• **What to produce**
Extract the records in full, leaving every picture out.

(Dataset items)
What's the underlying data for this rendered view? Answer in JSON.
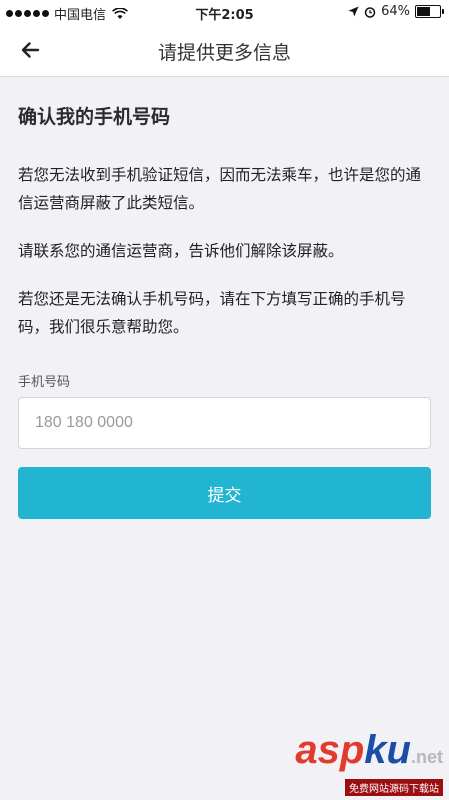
{
  "status_bar": {
    "carrier": "中国电信",
    "time": "下午2:05",
    "battery": "64%",
    "battery_level": 0.64,
    "icons": [
      "signal-dots-icon",
      "wifi-icon",
      "location-arrow-icon",
      "alarm-icon",
      "battery-icon"
    ]
  },
  "nav": {
    "title": "请提供更多信息",
    "back_icon": "arrow-left-icon"
  },
  "main": {
    "heading": "确认我的手机号码",
    "paragraphs": [
      "若您无法收到手机验证短信，因而无法乘车，也许是您的通信运营商屏蔽了此类短信。",
      "请联系您的通信运营商，告诉他们解除该屏蔽。",
      "若您还是无法确认手机号码，请在下方填写正确的手机号码，我们很乐意帮助您。"
    ],
    "phone_label": "手机号码",
    "phone_placeholder": "180 180 0000",
    "phone_value": "",
    "submit_label": "提交"
  },
  "watermark": {
    "logo_part1": "asp",
    "logo_part2": "ku",
    "logo_part3": ".net",
    "subtitle": "免费网站源码下载站"
  },
  "colors": {
    "background": "#f2f1f6",
    "accent": "#22b5d2",
    "watermark_red": "#e23a2c",
    "watermark_blue": "#1a4ea8"
  }
}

• **Worked solution**
What's the underlying data for this rendered view? Answer in JSON.
{
  "status_bar": {
    "carrier": "中国电信",
    "time": "下午2:05",
    "battery": "64%",
    "battery_level": 0.64,
    "icons": [
      "signal-dots-icon",
      "wifi-icon",
      "location-arrow-icon",
      "alarm-icon",
      "battery-icon"
    ]
  },
  "nav": {
    "title": "请提供更多信息",
    "back_icon": "arrow-left-icon"
  },
  "main": {
    "heading": "确认我的手机号码",
    "paragraphs": [
      "若您无法收到手机验证短信，因而无法乘车，也许是您的通信运营商屏蔽了此类短信。",
      "请联系您的通信运营商，告诉他们解除该屏蔽。",
      "若您还是无法确认手机号码，请在下方填写正确的手机号码，我们很乐意帮助您。"
    ],
    "phone_label": "手机号码",
    "phone_placeholder": "180 180 0000",
    "phone_value": "",
    "submit_label": "提交"
  },
  "watermark": {
    "logo_part1": "asp",
    "logo_part2": "ku",
    "logo_part3": ".net",
    "subtitle": "免费网站源码下载站"
  },
  "colors": {
    "background": "#f2f1f6",
    "accent": "#22b5d2",
    "watermark_red": "#e23a2c",
    "watermark_blue": "#1a4ea8"
  }
}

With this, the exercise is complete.